_Task goal_
Locate and copy each line in the data that contains the word "ylabel".

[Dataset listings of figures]
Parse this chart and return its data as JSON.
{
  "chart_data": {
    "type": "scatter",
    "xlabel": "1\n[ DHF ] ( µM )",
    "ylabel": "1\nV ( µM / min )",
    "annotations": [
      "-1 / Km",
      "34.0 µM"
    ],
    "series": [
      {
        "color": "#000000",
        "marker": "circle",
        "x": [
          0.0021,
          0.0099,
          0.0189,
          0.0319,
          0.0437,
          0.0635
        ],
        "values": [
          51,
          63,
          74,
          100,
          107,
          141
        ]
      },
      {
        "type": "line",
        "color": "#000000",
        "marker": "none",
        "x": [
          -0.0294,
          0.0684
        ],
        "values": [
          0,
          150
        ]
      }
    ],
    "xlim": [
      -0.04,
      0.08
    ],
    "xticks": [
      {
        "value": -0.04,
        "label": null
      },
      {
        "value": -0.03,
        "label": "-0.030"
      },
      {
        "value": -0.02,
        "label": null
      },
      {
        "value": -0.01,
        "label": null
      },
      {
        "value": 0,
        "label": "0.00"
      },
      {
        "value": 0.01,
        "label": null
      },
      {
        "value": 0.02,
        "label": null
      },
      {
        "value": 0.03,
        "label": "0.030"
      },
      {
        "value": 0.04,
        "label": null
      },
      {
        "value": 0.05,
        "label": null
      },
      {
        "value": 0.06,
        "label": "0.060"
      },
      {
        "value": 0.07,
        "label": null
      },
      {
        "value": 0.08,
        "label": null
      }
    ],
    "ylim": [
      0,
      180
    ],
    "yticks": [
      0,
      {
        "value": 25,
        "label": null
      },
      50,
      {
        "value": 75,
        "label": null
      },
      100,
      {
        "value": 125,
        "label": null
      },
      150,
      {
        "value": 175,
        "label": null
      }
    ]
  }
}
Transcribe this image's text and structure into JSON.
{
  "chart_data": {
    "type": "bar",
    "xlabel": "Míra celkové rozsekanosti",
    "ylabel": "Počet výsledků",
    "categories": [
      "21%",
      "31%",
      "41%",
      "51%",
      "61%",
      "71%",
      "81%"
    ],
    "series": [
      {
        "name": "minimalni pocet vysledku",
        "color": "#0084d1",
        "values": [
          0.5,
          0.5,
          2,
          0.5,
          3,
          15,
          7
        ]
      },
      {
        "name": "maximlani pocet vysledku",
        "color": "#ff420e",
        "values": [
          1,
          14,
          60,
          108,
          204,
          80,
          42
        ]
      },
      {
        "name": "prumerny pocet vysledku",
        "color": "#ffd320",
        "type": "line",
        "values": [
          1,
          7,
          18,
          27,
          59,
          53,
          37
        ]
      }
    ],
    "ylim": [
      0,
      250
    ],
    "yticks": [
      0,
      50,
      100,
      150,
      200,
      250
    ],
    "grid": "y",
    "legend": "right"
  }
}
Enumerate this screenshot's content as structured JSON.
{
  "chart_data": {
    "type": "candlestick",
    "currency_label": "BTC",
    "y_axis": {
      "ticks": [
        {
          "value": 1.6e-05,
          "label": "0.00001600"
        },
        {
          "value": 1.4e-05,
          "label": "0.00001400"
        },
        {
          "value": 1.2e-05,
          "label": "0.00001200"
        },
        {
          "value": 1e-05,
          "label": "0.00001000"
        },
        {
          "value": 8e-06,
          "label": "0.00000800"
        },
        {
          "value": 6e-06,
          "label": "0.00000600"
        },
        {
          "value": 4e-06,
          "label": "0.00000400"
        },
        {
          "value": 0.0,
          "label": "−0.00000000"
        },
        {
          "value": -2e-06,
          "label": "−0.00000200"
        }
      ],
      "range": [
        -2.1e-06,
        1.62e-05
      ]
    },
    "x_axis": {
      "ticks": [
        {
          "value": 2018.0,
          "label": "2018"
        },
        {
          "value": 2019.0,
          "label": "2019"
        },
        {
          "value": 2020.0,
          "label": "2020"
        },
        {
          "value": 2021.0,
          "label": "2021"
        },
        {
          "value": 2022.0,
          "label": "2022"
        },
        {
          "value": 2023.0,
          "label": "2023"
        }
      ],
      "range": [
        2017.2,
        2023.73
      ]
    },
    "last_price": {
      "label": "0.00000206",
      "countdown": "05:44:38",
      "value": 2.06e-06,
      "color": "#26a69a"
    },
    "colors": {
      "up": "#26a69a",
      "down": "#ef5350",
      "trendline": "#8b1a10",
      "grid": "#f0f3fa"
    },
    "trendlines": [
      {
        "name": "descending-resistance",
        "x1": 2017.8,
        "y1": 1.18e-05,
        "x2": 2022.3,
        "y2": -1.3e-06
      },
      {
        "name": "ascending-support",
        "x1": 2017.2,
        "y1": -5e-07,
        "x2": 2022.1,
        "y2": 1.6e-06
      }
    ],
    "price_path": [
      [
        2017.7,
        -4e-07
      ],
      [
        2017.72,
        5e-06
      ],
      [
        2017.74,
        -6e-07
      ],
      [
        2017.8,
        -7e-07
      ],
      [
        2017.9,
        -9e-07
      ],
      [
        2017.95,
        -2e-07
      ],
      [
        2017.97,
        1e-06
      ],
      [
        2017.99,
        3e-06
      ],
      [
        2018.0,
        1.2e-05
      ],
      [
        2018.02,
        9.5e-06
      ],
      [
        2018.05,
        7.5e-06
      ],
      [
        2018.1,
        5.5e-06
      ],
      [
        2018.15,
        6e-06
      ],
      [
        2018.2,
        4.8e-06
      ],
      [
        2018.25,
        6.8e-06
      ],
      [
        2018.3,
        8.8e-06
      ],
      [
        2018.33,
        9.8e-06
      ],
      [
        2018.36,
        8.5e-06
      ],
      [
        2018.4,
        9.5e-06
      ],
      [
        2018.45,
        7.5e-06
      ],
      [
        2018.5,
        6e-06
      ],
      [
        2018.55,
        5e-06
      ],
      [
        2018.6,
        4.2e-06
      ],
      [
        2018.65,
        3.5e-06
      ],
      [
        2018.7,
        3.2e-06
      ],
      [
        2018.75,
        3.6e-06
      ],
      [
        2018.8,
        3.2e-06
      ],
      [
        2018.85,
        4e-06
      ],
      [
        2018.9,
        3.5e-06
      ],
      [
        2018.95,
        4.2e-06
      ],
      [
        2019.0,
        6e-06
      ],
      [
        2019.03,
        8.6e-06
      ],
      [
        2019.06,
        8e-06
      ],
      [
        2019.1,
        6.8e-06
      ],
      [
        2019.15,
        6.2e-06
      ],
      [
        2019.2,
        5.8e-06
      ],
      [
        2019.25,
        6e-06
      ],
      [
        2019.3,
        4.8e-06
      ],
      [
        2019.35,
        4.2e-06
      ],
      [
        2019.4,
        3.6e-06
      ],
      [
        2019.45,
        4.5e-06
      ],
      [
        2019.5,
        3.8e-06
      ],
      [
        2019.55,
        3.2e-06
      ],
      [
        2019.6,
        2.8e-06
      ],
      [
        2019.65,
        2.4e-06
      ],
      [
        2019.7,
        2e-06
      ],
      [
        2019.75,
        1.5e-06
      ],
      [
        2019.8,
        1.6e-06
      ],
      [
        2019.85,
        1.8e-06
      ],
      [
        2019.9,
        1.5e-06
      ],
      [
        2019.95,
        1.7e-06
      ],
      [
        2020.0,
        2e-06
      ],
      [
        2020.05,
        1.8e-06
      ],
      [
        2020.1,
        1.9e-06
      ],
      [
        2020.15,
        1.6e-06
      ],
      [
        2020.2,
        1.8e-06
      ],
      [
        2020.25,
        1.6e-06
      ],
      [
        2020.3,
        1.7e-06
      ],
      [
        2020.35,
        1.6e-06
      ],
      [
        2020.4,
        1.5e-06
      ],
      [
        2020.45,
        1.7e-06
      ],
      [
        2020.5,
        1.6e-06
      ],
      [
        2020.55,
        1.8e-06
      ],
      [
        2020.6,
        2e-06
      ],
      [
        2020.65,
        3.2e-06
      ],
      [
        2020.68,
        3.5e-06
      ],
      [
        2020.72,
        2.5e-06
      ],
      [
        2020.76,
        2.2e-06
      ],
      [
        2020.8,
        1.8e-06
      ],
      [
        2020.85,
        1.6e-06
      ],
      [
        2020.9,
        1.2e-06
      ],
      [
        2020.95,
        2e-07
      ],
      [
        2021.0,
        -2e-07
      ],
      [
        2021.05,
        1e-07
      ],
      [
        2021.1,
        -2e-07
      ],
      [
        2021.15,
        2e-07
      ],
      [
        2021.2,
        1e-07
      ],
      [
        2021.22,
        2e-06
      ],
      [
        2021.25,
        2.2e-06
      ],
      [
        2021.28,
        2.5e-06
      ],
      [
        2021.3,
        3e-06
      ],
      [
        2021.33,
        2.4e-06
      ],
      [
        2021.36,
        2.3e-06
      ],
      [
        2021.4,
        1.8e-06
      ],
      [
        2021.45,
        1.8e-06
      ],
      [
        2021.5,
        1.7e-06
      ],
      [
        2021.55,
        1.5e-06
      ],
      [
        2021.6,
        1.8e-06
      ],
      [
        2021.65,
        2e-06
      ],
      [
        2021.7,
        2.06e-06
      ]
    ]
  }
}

_Task response_
    "ylabel": "1\nV ( µM / min )",
    "ylabel": "Počet výsledků",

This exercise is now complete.